● **Transcribed page data**

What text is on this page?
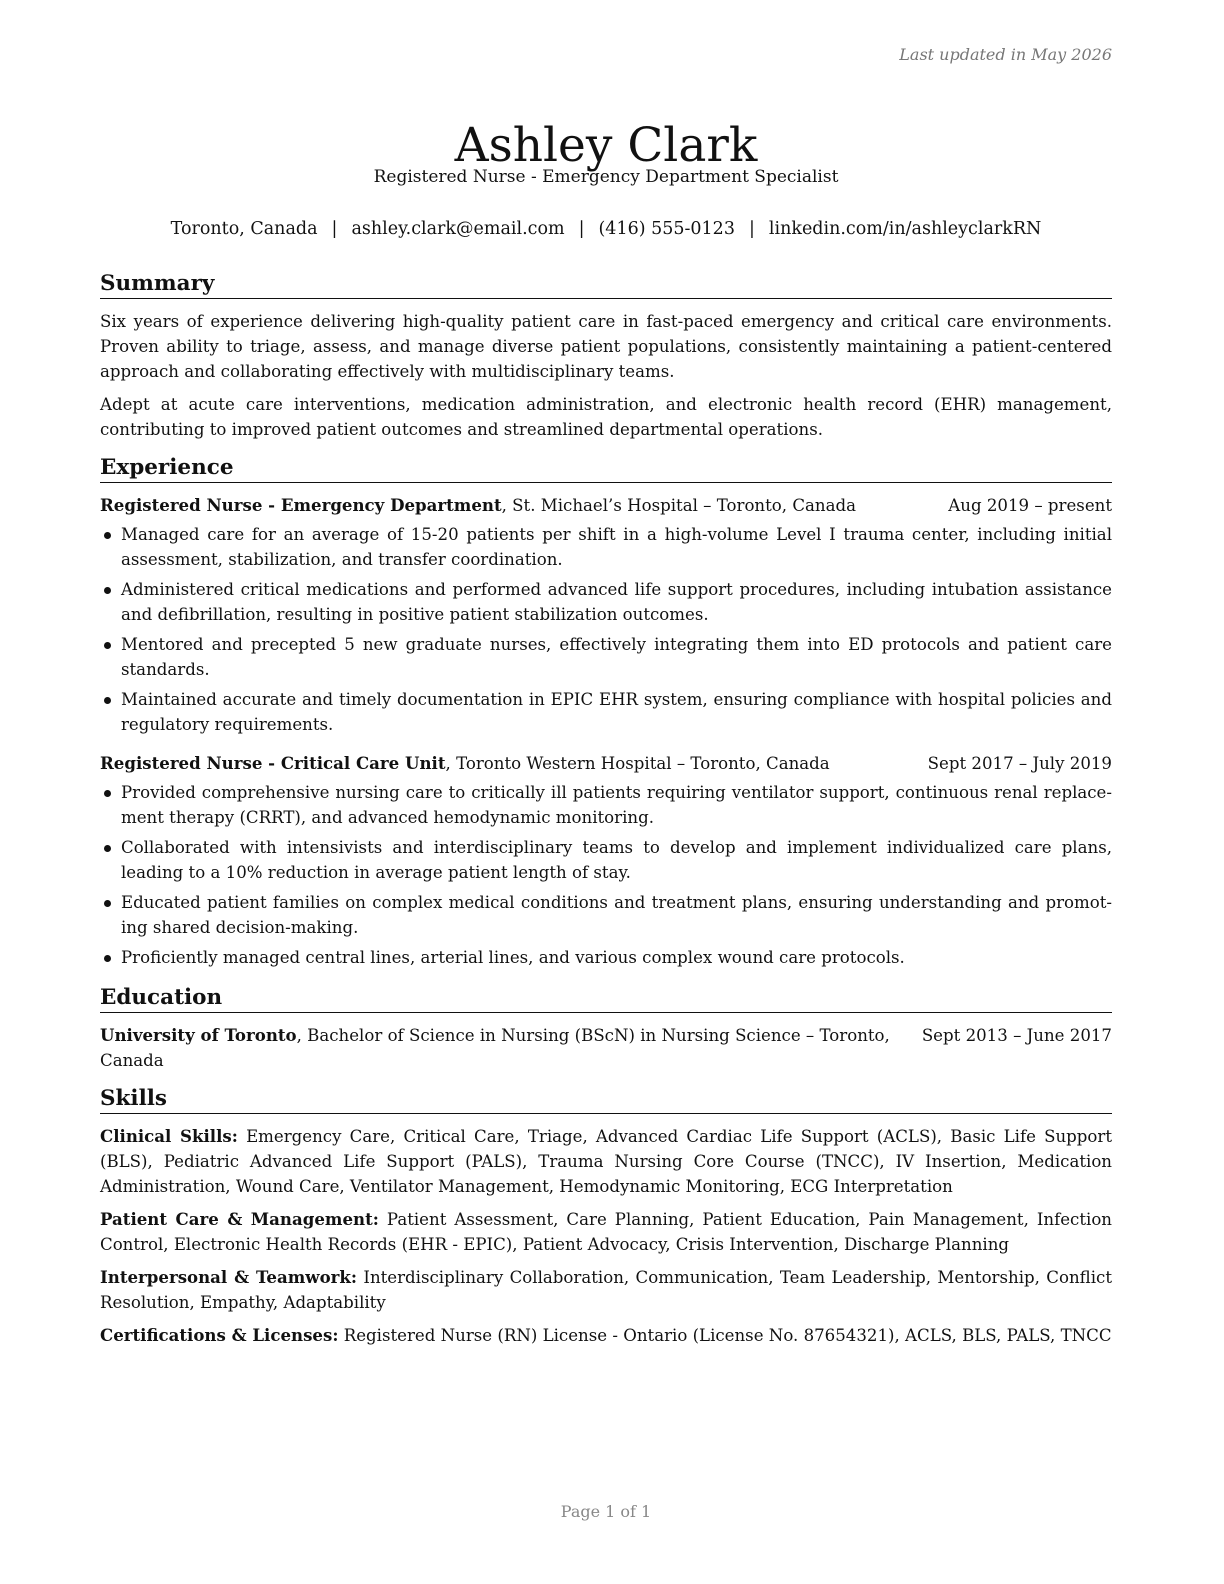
Last updated in May 2026
Ashley Clark
Registered Nurse - Emergency Department Specialist
Toronto, Canada | ashley.clark@email.com | (416) 555-0123 | linkedin.com/in/ashleyclarkRN
Summary

Six years of experience delivering high-quality patient care in fast-paced emergency and critical care environments. Proven ability to triage, assess, and manage diverse patient populations, consistently maintaining a patient-centered approach and collaborating effectively with multidisciplinary teams.

Adept at acute care interventions, medication administration, and electronic health record (EHR) management, contributing to improved patient outcomes and streamlined departmental operations.

Experience
Registered Nurse - Emergency Department, St. Michael’s Hospital – Toronto, Canada	Aug 2019 – present
Managed care for an average of 15-20 patients per shift in a high-volume Level I trauma center, including initial assessment, stabilization, and transfer coordination.
Administered critical medications and performed advanced life support procedures, including intubation assistance and defibrillation, resulting in positive patient stabilization outcomes.
Mentored and precepted 5 new graduate nurses, effectively integrating them into ED protocols and patient care standards.
Maintained accurate and timely documentation in EPIC EHR system, ensuring compliance with hospital policies and regulatory requirements.
Registered Nurse - Critical Care Unit, Toronto Western Hospital – Toronto, Canada	Sept 2017 – July 2019
Provided comprehensive nursing care to critically ill patients requiring ventilator support, continuous renal replacement therapy (CRRT), and advanced hemodynamic monitoring.
Collaborated with intensivists and interdisciplinary teams to develop and implement individualized care plans, leading to a 10% reduction in average patient length of stay.
Educated patient families on complex medical conditions and treatment plans, ensuring understanding and promoting shared decision-making.
Proficiently managed central lines, arterial lines, and various complex wound care protocols.
Education
University of Toronto, Bachelor of Science in Nursing (BScN) in Nursing Science – Toronto, Canada
Sept 2013 – June 2017
Skills

Clinical Skills: Emergency Care, Critical Care, Triage, Advanced Cardiac Life Support (ACLS), Basic Life Support (BLS), Pediatric Advanced Life Support (PALS), Trauma Nursing Core Course (TNCC), IV Insertion, Medication Administration, Wound Care, Ventilator Management, Hemodynamic Monitoring, ECG Interpretation

Patient Care & Management: Patient Assessment, Care Planning, Patient Education, Pain Management, Infection Control, Electronic Health Records (EHR - EPIC), Patient Advocacy, Crisis Intervention, Discharge Planning

Interpersonal & Teamwork: Interdisciplinary Collaboration, Communication, Team Leadership, Mentorship, Conflict Resolution, Empathy, Adaptability

Certifications & Licenses: Registered Nurse (RN) License - Ontario (License No. 87654321), ACLS, BLS, PALS, TNCC

Page 1 of 1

● **Problem to work on**
Repeat the data in full and exactly. Omit pictures.

● **Answer box**
What text is on this page?
Last updated in May 2026
Ashley Clark
Registered Nurse - Emergency Department Specialist
Toronto, Canada | ashley.clark@email.com | (416) 555-0123 | linkedin.com/in/ashleyclarkRN
Summary

Six years of experience delivering high-quality patient care in fast-paced emergency and critical care environments. Proven ability to triage, assess, and manage diverse patient populations, consistently maintaining a patient-centered approach and collaborating effectively with multidisciplinary teams.

Adept at acute care interventions, medication administration, and electronic health record (EHR) management, contributing to improved patient outcomes and streamlined departmental operations.

Experience
Registered Nurse - Emergency Department, St. Michael’s Hospital – Toronto, Canada	Aug 2019 – present
Managed care for an average of 15-20 patients per shift in a high-volume Level I trauma center, including initial assessment, stabilization, and transfer coordination.
Administered critical medications and performed advanced life support procedures, including intubation assistance and defibrillation, resulting in positive patient stabilization outcomes.
Mentored and precepted 5 new graduate nurses, effectively integrating them into ED protocols and patient care standards.
Maintained accurate and timely documentation in EPIC EHR system, ensuring compliance with hospital policies and regulatory requirements.
Registered Nurse - Critical Care Unit, Toronto Western Hospital – Toronto, Canada	Sept 2017 – July 2019
Provided comprehensive nursing care to critically ill patients requiring ventilator support, continuous renal replacement therapy (CRRT), and advanced hemodynamic monitoring.
Collaborated with intensivists and interdisciplinary teams to develop and implement individualized care plans, leading to a 10% reduction in average patient length of stay.
Educated patient families on complex medical conditions and treatment plans, ensuring understanding and promoting shared decision-making.
Proficiently managed central lines, arterial lines, and various complex wound care protocols.
Education
University of Toronto, Bachelor of Science in Nursing (BScN) in Nursing Science – Toronto, Canada
Sept 2013 – June 2017
Skills

Clinical Skills: Emergency Care, Critical Care, Triage, Advanced Cardiac Life Support (ACLS), Basic Life Support (BLS), Pediatric Advanced Life Support (PALS), Trauma Nursing Core Course (TNCC), IV Insertion, Medication Administration, Wound Care, Ventilator Management, Hemodynamic Monitoring, ECG Interpretation

Patient Care & Management: Patient Assessment, Care Planning, Patient Education, Pain Management, Infection Control, Electronic Health Records (EHR - EPIC), Patient Advocacy, Crisis Intervention, Discharge Planning

Interpersonal & Teamwork: Interdisciplinary Collaboration, Communication, Team Leadership, Mentorship, Conflict Resolution, Empathy, Adaptability

Certifications & Licenses: Registered Nurse (RN) License - Ontario (License No. 87654321), ACLS, BLS, PALS, TNCC

Page 1 of 1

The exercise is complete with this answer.